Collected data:
┄┄┄┄┄┄┄┄┄┄┄┄┄┄┄┄┄┄┄┄

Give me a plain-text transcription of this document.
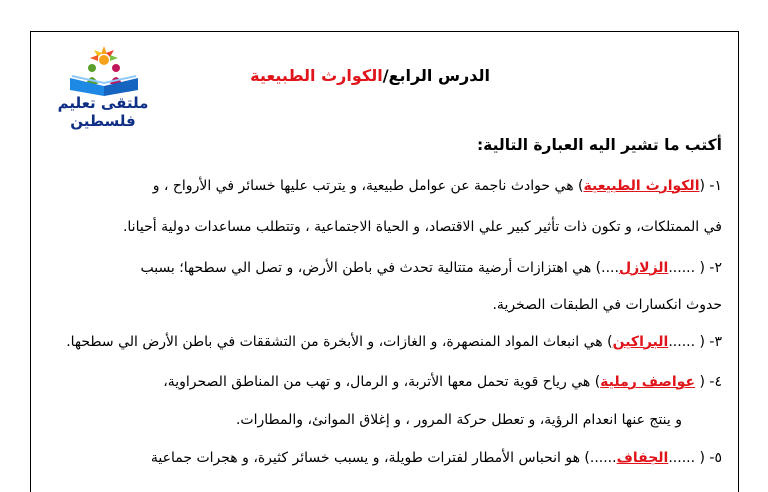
ملتقى تعليم فلسطين
الدرس الرابع/الكوارث الطبيعية
أكتب ما تشير اليه العبارة التالية:
١- (الكوارث الطبيعية) هي حوادث ناجمة عن عوامل طبيعية، و يترتب عليها خسائر في الأرواح ، و
في الممتلكات، و تكون ذات تأثير كبير علي الاقتصاد، و الحياة الاجتماعية ، وتتطلب مساعدات دولية أحيانا.
٢- ( ......الزلازل....) هي اهتزازات أرضية متتالية تحدث في باطن الأرض، و تصل الي سطحها؛ بسبب
حدوث انكسارات في الطبقات الصخرية.
٣- ( ......البراكين) هي انبعاث المواد المنصهرة، و الغازات، و الأبخرة من التشققات في باطن الأرض الي سطحها.
٤- ( عواصف رملية) هي رياح قوية تحمل معها الأتربة، و الرمال، و تهب من المناطق الصحراوية،
و ينتج عنها انعدام الرؤية، و تعطل حركة المرور ، و إغلاق الموانئ، والمطارات.
٥- ( ......الجفاف......) هو انحباس الأمطار لفترات طويلة، و يسبب خسائر كثيرة، و هجرات جماعية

┄┄┄┄┄┄┄┄┄┄┄┄┄┄┄┄┄┄┄┄

:: TASK DESCRIPTION ::
Quote every entry exactly, with the pictures omitted.

:: TASK OUTPUT ::
Give me a plain-text transcription of this document.
ملتقى تعليم فلسطين
الدرس الرابع/الكوارث الطبيعية
أكتب ما تشير اليه العبارة التالية:
١- (الكوارث الطبيعية) هي حوادث ناجمة عن عوامل طبيعية، و يترتب عليها خسائر في الأرواح ، و
في الممتلكات، و تكون ذات تأثير كبير علي الاقتصاد، و الحياة الاجتماعية ، وتتطلب مساعدات دولية أحيانا.
٢- ( ......الزلازل....) هي اهتزازات أرضية متتالية تحدث في باطن الأرض، و تصل الي سطحها؛ بسبب
حدوث انكسارات في الطبقات الصخرية.
٣- ( ......البراكين) هي انبعاث المواد المنصهرة، و الغازات، و الأبخرة من التشققات في باطن الأرض الي سطحها.
٤- ( عواصف رملية) هي رياح قوية تحمل معها الأتربة، و الرمال، و تهب من المناطق الصحراوية،
و ينتج عنها انعدام الرؤية، و تعطل حركة المرور ، و إغلاق الموانئ، والمطارات.
٥- ( ......الجفاف......) هو انحباس الأمطار لفترات طويلة، و يسبب خسائر كثيرة، و هجرات جماعية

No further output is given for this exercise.